- TO DO
Please copy out everything from the start of the records down to the line containing "price-point bbox=[587, 165, 590, 169]", including that line, reproducing each line exactly.

- PROVIDED INFORMATION
╔══

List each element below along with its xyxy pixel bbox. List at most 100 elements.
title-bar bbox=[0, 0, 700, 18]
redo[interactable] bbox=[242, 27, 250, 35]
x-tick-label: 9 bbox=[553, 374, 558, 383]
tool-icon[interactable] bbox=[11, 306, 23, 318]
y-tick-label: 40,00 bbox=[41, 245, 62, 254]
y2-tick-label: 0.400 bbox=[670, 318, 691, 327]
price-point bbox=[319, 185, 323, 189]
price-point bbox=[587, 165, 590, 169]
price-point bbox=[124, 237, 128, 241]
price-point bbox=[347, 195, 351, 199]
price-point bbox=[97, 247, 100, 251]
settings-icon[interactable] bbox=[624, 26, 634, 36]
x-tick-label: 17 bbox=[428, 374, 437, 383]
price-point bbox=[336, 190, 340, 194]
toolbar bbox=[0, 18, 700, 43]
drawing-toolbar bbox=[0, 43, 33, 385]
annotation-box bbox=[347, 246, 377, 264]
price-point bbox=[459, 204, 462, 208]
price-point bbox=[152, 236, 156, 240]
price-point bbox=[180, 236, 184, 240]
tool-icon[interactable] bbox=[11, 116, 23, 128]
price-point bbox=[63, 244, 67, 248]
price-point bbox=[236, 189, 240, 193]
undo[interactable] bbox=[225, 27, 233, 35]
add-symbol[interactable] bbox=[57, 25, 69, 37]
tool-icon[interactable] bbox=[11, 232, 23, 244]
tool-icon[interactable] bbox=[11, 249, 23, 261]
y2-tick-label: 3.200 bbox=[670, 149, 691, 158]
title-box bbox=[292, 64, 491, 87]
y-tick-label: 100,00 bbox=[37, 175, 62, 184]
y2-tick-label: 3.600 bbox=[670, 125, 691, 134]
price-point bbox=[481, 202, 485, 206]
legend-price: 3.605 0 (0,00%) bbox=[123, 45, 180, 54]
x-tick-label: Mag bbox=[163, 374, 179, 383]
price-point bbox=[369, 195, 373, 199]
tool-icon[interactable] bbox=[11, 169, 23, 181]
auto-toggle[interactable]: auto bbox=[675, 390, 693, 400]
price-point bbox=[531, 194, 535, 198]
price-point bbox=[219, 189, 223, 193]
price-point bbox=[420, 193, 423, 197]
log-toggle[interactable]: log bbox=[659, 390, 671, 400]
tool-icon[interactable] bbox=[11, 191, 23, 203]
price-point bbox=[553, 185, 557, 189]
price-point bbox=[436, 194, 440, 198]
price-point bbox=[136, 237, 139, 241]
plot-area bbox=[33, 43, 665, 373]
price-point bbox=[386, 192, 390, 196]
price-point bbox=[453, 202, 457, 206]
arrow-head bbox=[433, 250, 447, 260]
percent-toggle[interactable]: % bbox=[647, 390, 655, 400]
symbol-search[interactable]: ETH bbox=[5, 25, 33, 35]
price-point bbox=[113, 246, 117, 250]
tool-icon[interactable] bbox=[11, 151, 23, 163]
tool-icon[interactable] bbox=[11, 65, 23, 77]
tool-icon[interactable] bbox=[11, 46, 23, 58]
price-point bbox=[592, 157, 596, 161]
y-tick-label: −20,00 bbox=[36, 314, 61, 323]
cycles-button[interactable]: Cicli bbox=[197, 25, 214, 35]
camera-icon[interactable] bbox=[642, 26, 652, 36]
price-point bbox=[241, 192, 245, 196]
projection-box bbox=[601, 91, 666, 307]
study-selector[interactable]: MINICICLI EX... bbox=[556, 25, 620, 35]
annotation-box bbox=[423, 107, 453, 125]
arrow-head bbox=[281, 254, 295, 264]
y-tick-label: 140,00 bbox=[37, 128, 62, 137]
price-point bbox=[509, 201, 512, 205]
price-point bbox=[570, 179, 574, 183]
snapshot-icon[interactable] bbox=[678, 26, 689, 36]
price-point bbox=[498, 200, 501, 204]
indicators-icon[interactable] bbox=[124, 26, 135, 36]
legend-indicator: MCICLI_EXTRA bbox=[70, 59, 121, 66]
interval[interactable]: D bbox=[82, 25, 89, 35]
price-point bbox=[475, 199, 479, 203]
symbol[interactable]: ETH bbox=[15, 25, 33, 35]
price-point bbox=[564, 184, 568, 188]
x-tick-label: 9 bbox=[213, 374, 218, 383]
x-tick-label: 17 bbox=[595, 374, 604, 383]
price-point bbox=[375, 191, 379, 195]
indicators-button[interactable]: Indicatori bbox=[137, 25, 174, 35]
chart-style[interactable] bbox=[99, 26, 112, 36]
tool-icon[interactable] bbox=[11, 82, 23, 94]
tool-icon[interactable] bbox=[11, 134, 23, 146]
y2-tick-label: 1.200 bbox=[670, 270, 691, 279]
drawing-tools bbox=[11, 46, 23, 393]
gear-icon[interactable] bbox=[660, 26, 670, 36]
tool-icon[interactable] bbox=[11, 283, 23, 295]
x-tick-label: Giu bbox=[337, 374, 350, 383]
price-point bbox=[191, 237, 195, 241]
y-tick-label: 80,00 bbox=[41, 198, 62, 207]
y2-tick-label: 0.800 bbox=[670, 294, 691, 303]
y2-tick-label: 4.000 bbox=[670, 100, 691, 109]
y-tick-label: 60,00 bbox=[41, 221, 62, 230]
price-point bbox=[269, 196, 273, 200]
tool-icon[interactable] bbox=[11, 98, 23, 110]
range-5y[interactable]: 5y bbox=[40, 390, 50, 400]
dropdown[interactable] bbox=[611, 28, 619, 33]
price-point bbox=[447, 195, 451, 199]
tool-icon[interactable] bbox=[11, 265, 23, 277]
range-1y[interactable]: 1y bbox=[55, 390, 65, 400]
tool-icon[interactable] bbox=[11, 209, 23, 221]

╚══

- ANSWER
List each element below along with its xyxy pixel bbox. List at most 100 elements.
title-bar bbox=[0, 0, 700, 18]
redo[interactable] bbox=[242, 27, 250, 35]
x-tick-label: 9 bbox=[553, 374, 558, 383]
tool-icon[interactable] bbox=[11, 306, 23, 318]
y-tick-label: 40,00 bbox=[41, 245, 62, 254]
y2-tick-label: 0.400 bbox=[670, 318, 691, 327]
price-point bbox=[319, 185, 323, 189]
price-point bbox=[587, 165, 590, 169]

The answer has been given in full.